(Items from a dataset)
::::::
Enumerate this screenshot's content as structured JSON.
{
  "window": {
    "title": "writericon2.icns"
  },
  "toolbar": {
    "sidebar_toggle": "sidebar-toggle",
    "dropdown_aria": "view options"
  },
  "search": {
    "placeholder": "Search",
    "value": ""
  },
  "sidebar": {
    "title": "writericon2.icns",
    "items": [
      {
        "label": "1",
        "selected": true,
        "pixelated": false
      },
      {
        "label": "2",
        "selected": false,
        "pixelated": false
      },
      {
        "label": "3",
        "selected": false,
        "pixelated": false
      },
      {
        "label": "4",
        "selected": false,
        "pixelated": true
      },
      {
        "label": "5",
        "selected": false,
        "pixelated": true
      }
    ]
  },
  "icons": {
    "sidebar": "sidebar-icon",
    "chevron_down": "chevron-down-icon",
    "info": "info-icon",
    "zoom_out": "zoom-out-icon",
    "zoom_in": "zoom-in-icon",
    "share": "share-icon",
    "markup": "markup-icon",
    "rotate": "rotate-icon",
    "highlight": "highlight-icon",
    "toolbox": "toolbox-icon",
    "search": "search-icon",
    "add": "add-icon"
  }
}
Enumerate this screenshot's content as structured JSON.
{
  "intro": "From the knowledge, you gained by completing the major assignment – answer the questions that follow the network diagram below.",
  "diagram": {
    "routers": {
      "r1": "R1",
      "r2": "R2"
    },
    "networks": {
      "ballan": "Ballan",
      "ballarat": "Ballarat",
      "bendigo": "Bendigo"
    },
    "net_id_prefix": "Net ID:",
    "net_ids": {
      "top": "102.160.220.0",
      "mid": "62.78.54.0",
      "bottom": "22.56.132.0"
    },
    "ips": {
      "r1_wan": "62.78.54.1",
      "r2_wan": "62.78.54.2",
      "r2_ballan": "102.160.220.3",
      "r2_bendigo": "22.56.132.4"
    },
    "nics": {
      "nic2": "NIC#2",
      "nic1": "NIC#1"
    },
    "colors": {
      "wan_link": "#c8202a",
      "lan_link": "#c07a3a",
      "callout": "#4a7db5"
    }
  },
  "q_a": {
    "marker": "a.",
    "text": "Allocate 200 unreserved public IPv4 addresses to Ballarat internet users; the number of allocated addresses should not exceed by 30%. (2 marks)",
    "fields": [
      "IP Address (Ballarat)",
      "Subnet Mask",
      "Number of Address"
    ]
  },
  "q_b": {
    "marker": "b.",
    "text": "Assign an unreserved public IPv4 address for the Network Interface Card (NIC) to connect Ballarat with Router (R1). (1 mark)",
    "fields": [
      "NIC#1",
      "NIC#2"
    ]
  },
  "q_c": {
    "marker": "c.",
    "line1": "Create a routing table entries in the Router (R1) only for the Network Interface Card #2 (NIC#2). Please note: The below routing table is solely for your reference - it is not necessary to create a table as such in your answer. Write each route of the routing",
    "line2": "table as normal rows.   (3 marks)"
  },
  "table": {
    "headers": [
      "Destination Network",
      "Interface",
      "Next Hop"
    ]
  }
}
::::::
Lines that hold "unreserved" are the ones to copy; find all of them.

    "text": "Allocate 200 unreserved public IPv4 addresses to Ballarat internet users; the number of allocated addresses should not exceed by 30%. (2 marks)",
    "text": "Assign an unreserved public IPv4 address for the Network Interface Card (NIC) to connect Ballarat with Router (R1). (1 mark)",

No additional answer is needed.